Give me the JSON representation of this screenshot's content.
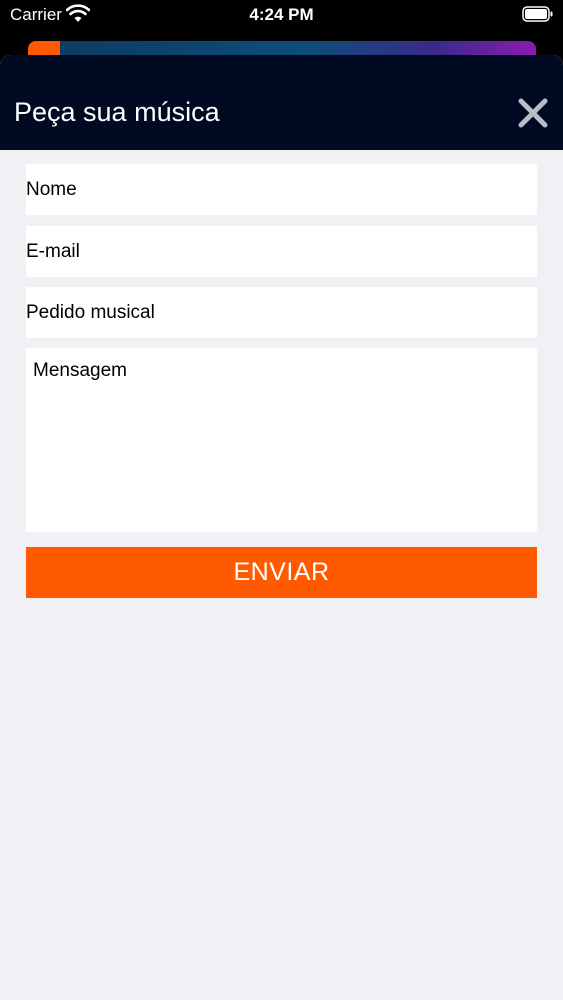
{
  "status_bar": {
    "carrier": "Carrier",
    "time": "4:24 PM",
    "wifi_icon": "wifi-icon",
    "battery_icon": "battery-icon"
  },
  "modal": {
    "title": "Peça sua música",
    "close_icon": "close-icon"
  },
  "form": {
    "nome_placeholder": "Nome",
    "email_placeholder": "E-mail",
    "pedido_placeholder": "Pedido musical",
    "mensagem_placeholder": "Mensagem",
    "submit_label": "ENVIAR"
  },
  "colors": {
    "header_bg": "#000a23",
    "accent": "#ff5a00",
    "sheet_bg": "#f0f0f5"
  }
}
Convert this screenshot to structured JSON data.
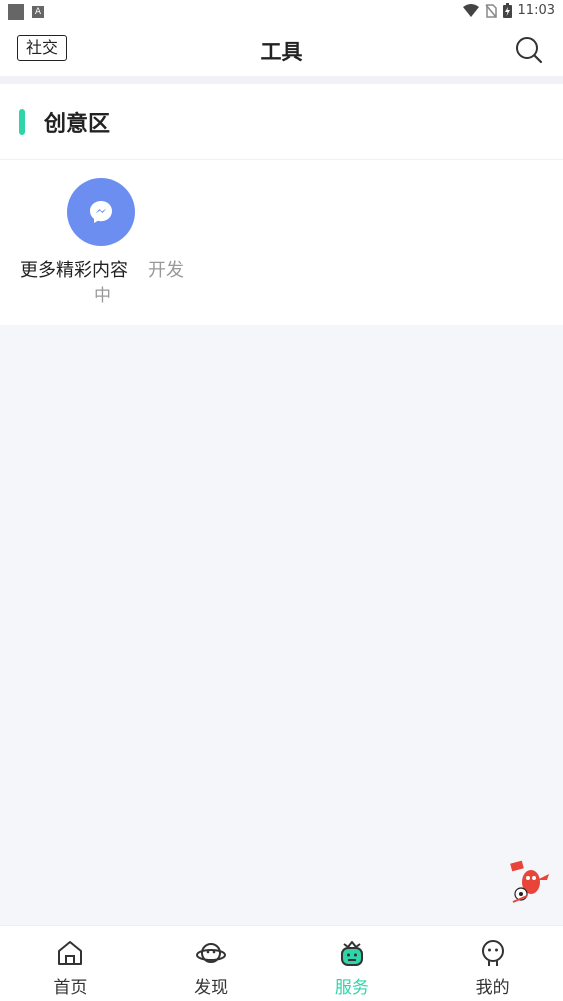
{
  "status_bar": {
    "time": "11:03"
  },
  "header": {
    "social_tag": "社交",
    "title": "工具",
    "search_icon": "search-icon"
  },
  "section": {
    "title": "创意区",
    "accent_color": "#2fd4a8",
    "items": [
      {
        "label": "更多精彩内容",
        "status_part1": "开发",
        "status_part2": "中",
        "icon": "messenger-icon",
        "icon_bg": "#6b8ef0"
      }
    ]
  },
  "tabbar": {
    "active_color": "#2fd4a8",
    "tabs": [
      {
        "label": "首页",
        "icon": "home-icon",
        "active": false
      },
      {
        "label": "发现",
        "icon": "planet-icon",
        "active": false
      },
      {
        "label": "服务",
        "icon": "robot-icon",
        "active": true
      },
      {
        "label": "我的",
        "icon": "profile-icon",
        "active": false
      }
    ]
  }
}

» **EXERCISE DESCRIPTION**: Reproduce the material in full, word for word, and omit the pictures.

» **SOLUTION**:
Give me the JSON representation of this screenshot's content.
{
  "status_bar": {
    "carrier": "Carrier",
    "time": "4:24 PM",
    "wifi_icon": "wifi-icon",
    "battery_icon": "battery-icon"
  },
  "modal": {
    "title": "Peça sua música",
    "close_icon": "close-icon"
  },
  "form": {
    "nome_placeholder": "Nome",
    "email_placeholder": "E-mail",
    "pedido_placeholder": "Pedido musical",
    "mensagem_placeholder": "Mensagem",
    "submit_label": "ENVIAR"
  },
  "colors": {
    "header_bg": "#000a23",
    "accent": "#ff5a00",
    "sheet_bg": "#f0f0f5"
  }
}
Convert this screenshot to structured JSON data.
{
  "status_bar": {
    "time": "11:03"
  },
  "header": {
    "social_tag": "社交",
    "title": "工具",
    "search_icon": "search-icon"
  },
  "section": {
    "title": "创意区",
    "accent_color": "#2fd4a8",
    "items": [
      {
        "label": "更多精彩内容",
        "status_part1": "开发",
        "status_part2": "中",
        "icon": "messenger-icon",
        "icon_bg": "#6b8ef0"
      }
    ]
  },
  "tabbar": {
    "active_color": "#2fd4a8",
    "tabs": [
      {
        "label": "首页",
        "icon": "home-icon",
        "active": false
      },
      {
        "label": "发现",
        "icon": "planet-icon",
        "active": false
      },
      {
        "label": "服务",
        "icon": "robot-icon",
        "active": true
      },
      {
        "label": "我的",
        "icon": "profile-icon",
        "active": false
      }
    ]
  }
}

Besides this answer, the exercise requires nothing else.